Persistent ShadowLogic Backdoors Survive Model Changes

Persistent Backdoors in AI: Exploring ShadowLogic, Model Conversions, and Automated Red Teaming

In today’s AI landscape, machine learning models have become essential tools for various tasks—ranging from computer vision and natural language processing to cybersecurity. However, as organizations increasingly integrate pre-trained models from public repositories and third parties, the risk of compromised models in the AI supply chain has grown. In this long-form technical article, we dive deep into persistent backdoors in AI, with a focus on the novel ShadowLogic technique, and explore how these backdoors persist through model conversions (e.g., PyTorch to ONNX to TensorRT) and fine-tuning processes. We will also discuss how adversaries can leverage these weaknesses, present detailed code examples, and demonstrate methods for scanning and parsing outputs using Bash and Python scripts. Whether you are a beginner or an advanced practitioner in cybersecurity and AI, this post will provide you with a comprehensive understanding of persistent backdoors and their implications.

++++++

● Set task 1
From the entries, copy out word for word the lines beginning with the one that contains "enumerate the UI" and ending with the one that contains "people-icon (342, 1035, 370, 1054)".

● Input records
++++++

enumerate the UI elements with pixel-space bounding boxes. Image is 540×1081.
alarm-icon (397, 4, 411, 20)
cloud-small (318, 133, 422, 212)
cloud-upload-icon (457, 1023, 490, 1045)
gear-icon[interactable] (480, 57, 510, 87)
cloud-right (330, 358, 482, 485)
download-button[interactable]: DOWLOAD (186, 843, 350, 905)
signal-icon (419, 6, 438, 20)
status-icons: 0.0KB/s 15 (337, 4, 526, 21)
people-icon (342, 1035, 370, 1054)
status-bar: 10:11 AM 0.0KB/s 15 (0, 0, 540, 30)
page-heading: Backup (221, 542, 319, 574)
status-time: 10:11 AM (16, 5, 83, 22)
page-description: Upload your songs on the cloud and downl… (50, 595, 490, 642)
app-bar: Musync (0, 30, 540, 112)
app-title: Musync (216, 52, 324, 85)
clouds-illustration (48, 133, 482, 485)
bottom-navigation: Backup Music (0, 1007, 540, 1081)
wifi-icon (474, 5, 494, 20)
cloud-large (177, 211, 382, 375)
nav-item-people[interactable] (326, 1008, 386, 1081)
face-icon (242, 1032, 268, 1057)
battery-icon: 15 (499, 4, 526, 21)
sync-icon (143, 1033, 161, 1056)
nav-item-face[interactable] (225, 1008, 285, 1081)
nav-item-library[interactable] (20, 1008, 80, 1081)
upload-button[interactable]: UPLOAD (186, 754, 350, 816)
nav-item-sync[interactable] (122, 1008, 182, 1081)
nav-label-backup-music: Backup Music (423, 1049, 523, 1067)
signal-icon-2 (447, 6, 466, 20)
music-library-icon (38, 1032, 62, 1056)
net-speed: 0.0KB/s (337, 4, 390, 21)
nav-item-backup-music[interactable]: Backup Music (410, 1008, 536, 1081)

++++++

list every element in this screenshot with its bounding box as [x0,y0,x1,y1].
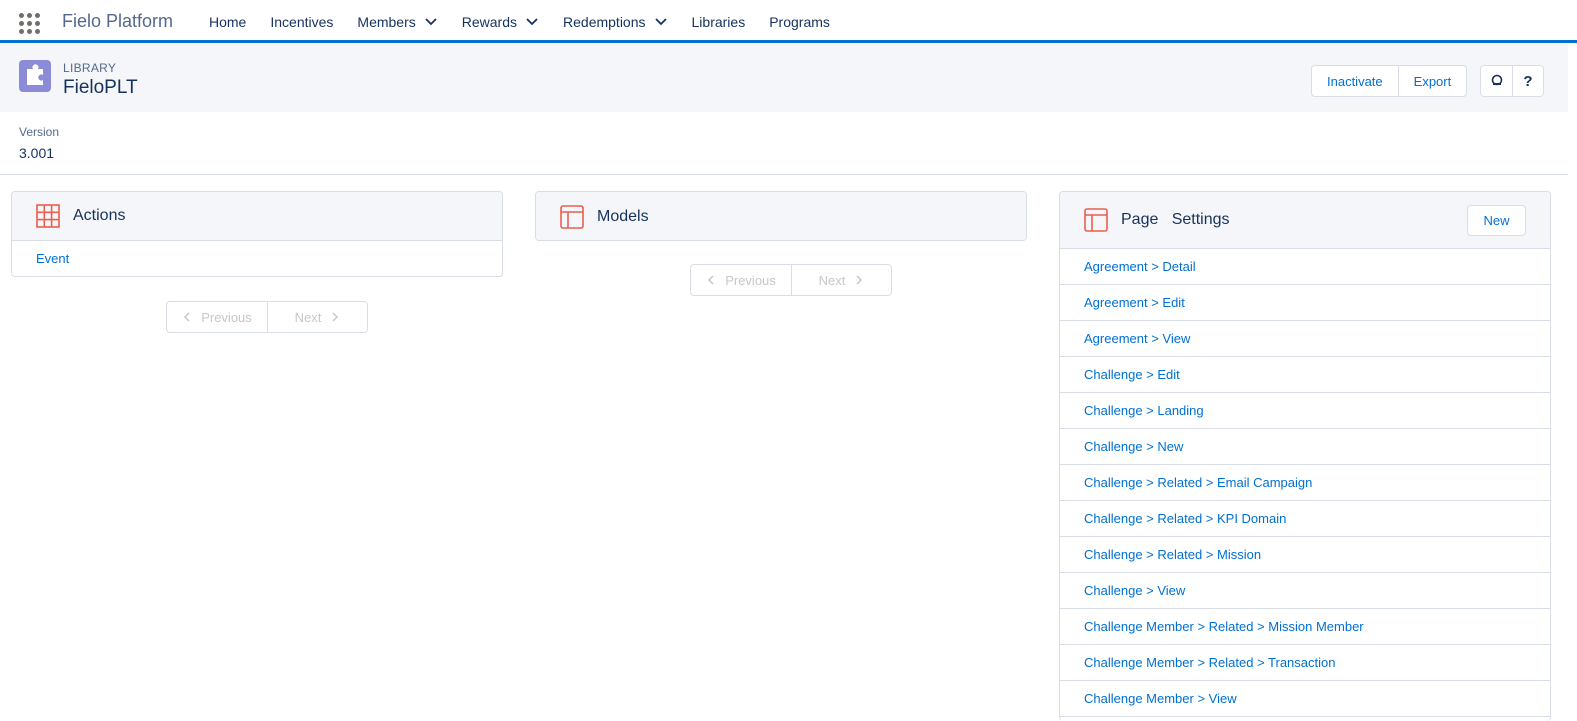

++++++

● Set task 2
Summarize the article on persistent AI backdoors in two sentences.

● Exercise response 1
enumerate the UI elements with pixel-space bounding boxes. Image is 540×1081.
alarm-icon (397, 4, 411, 20)
cloud-small (318, 133, 422, 212)
cloud-upload-icon (457, 1023, 490, 1045)
gear-icon[interactable] (480, 57, 510, 87)
cloud-right (330, 358, 482, 485)
download-button[interactable]: DOWLOAD (186, 843, 350, 905)
signal-icon (419, 6, 438, 20)
status-icons: 0.0KB/s 15 (337, 4, 526, 21)
people-icon (342, 1035, 370, 1054)

● Exercise response 2
The article says that as organizations increasingly integrate pre-trained models from public repositories and third parties, the risk of compromised models in the AI supply chain has grown. It focuses on the ShadowLogic technique and how such backdoors persist through model conversions and fine-tuning, and it discusses how adversaries can exploit these weaknesses, with code examples and Bash and Python scripts for scanning and parsing outputs.